▸ What is expected
Tell how many lines in the data below hold the string "parents"; give nothing but the number.
— begin Dataset entries —
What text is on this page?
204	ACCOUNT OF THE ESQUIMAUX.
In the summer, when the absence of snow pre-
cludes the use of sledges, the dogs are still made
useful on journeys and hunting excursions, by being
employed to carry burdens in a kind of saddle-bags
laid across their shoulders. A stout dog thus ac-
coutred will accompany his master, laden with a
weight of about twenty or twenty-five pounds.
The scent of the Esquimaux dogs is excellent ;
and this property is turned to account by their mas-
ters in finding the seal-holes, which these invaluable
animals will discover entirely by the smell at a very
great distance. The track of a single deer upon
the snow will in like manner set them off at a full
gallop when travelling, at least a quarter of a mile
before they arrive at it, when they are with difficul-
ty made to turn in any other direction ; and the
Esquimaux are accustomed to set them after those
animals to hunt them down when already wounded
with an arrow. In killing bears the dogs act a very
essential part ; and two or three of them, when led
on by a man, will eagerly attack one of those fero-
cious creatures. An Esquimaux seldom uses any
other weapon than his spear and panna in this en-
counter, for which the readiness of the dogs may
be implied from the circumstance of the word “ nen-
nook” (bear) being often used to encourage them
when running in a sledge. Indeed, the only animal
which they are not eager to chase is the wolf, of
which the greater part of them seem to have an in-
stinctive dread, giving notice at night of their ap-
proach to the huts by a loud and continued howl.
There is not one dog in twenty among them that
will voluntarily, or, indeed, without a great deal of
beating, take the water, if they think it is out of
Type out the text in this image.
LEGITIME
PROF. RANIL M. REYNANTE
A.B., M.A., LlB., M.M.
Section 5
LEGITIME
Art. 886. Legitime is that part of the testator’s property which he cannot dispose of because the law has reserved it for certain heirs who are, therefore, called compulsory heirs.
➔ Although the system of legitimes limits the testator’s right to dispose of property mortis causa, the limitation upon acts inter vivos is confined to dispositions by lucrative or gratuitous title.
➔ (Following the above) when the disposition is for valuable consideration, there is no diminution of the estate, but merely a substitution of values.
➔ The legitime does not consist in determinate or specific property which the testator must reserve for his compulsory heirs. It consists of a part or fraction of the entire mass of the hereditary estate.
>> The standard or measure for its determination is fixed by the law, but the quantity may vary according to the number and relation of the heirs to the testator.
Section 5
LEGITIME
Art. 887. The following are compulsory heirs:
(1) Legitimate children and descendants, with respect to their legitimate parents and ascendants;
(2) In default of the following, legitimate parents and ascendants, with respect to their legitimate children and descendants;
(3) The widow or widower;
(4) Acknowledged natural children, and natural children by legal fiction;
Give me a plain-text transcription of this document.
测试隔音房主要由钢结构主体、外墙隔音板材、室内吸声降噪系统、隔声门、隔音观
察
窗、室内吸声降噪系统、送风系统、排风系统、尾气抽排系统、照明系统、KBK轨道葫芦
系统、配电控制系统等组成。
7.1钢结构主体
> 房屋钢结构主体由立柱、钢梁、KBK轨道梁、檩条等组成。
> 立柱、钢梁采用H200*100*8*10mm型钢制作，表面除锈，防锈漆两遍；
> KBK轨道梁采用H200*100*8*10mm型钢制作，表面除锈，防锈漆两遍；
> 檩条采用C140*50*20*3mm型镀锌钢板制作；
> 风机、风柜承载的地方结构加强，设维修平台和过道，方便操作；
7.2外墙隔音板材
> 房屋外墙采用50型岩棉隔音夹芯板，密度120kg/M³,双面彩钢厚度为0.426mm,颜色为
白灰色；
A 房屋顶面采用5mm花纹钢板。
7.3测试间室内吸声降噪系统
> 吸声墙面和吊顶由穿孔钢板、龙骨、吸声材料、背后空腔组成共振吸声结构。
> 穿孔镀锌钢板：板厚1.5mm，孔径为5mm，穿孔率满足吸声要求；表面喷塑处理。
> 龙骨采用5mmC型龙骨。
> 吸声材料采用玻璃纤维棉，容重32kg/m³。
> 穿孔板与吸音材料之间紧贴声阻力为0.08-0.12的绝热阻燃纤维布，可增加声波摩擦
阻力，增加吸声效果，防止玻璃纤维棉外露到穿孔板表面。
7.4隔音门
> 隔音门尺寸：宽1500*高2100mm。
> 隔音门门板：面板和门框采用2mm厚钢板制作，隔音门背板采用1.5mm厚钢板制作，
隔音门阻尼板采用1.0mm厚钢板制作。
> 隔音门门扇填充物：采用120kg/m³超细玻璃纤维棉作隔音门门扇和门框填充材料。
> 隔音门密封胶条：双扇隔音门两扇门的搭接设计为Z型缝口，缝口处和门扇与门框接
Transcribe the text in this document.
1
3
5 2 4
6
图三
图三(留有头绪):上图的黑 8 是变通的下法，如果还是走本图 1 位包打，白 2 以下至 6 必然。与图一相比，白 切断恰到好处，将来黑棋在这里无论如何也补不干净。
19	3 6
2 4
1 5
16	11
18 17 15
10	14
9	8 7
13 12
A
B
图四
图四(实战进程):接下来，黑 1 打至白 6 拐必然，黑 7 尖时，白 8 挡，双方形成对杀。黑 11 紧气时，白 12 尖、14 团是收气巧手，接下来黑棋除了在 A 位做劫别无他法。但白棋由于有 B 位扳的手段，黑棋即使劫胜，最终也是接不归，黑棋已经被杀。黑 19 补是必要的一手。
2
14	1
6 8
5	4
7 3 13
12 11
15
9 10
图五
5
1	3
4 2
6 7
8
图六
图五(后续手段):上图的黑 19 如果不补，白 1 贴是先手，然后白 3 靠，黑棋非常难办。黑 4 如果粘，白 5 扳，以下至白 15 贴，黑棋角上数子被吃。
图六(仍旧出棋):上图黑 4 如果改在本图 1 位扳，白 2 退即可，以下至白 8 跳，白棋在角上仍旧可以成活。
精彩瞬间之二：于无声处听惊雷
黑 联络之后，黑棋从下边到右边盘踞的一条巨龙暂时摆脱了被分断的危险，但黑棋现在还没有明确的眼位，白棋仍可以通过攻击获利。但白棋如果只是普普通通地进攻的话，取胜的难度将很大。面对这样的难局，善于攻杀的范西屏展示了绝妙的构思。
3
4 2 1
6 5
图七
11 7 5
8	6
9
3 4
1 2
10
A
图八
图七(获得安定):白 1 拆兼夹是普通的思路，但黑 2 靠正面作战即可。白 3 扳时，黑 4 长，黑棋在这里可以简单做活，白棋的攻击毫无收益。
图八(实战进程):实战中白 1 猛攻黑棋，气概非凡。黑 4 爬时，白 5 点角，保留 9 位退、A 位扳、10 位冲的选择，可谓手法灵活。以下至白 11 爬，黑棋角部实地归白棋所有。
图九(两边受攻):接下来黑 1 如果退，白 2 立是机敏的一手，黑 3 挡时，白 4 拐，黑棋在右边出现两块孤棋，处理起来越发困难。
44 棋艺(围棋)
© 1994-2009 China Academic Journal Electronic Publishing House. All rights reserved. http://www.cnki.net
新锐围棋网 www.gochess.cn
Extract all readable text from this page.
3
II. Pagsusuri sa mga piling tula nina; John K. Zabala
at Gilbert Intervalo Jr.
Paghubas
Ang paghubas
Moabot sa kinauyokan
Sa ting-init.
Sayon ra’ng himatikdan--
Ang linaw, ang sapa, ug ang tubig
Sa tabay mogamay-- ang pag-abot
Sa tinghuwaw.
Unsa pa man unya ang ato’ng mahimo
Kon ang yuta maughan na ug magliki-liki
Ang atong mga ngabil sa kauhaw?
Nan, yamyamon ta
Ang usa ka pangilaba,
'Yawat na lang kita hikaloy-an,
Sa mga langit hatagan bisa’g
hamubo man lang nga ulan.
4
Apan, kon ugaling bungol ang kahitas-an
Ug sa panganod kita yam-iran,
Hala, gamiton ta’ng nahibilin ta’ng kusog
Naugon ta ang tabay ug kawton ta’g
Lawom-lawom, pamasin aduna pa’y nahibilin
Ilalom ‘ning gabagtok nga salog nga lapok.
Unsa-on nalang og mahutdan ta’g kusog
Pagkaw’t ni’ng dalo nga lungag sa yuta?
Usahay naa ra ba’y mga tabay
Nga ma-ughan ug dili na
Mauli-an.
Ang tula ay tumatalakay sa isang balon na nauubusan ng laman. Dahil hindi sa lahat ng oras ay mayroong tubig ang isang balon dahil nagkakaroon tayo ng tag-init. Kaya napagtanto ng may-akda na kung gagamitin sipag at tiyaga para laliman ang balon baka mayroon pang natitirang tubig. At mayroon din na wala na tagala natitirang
— end Dataset entries —
▸ Full response
2